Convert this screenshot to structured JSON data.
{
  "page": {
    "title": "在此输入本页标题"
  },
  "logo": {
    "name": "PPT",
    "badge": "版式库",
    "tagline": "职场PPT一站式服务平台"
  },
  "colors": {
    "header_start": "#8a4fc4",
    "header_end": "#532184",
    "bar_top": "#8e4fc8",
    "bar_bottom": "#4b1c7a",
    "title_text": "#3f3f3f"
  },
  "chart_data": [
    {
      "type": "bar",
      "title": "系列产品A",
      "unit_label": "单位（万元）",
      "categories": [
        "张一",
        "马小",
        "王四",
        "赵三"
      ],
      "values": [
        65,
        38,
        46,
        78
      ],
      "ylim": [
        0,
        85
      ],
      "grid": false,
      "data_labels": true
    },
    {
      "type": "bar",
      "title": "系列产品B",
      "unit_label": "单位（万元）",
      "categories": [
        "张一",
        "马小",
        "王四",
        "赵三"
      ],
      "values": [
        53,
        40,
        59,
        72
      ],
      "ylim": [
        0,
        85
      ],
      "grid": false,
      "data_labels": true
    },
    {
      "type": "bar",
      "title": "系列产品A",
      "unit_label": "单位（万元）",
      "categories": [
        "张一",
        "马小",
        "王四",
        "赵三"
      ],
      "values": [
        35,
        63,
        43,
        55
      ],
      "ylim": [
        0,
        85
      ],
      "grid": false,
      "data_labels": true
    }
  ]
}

===============

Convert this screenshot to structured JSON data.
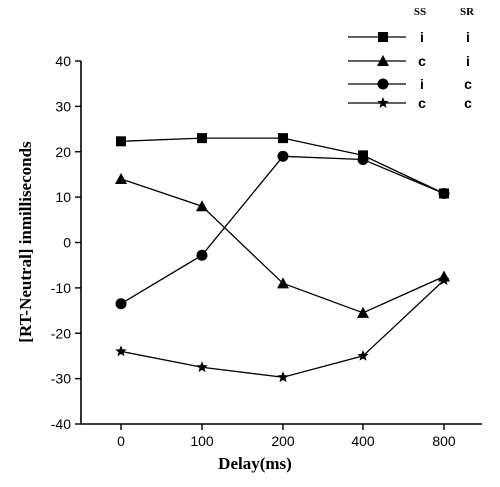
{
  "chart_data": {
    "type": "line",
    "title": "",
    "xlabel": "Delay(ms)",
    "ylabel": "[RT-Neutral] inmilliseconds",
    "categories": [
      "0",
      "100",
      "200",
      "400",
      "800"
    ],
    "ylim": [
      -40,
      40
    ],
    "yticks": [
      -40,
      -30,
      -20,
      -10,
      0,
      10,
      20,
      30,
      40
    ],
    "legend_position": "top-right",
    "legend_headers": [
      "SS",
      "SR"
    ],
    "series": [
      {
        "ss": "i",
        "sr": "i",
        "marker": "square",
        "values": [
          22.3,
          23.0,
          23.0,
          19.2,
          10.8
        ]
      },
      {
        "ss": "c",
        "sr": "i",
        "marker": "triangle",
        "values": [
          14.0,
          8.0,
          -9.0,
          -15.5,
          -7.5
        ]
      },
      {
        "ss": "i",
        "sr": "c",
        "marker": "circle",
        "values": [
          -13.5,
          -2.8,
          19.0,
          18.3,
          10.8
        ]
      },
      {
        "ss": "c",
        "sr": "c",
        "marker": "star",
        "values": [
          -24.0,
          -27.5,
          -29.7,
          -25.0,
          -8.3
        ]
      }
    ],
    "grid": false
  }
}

===============

[What this task involves] Lines that include the word "marker" are to be extracted from the data above.

[The reply]
        "marker": "square",
        "marker": "triangle",
        "marker": "circle",
        "marker": "star",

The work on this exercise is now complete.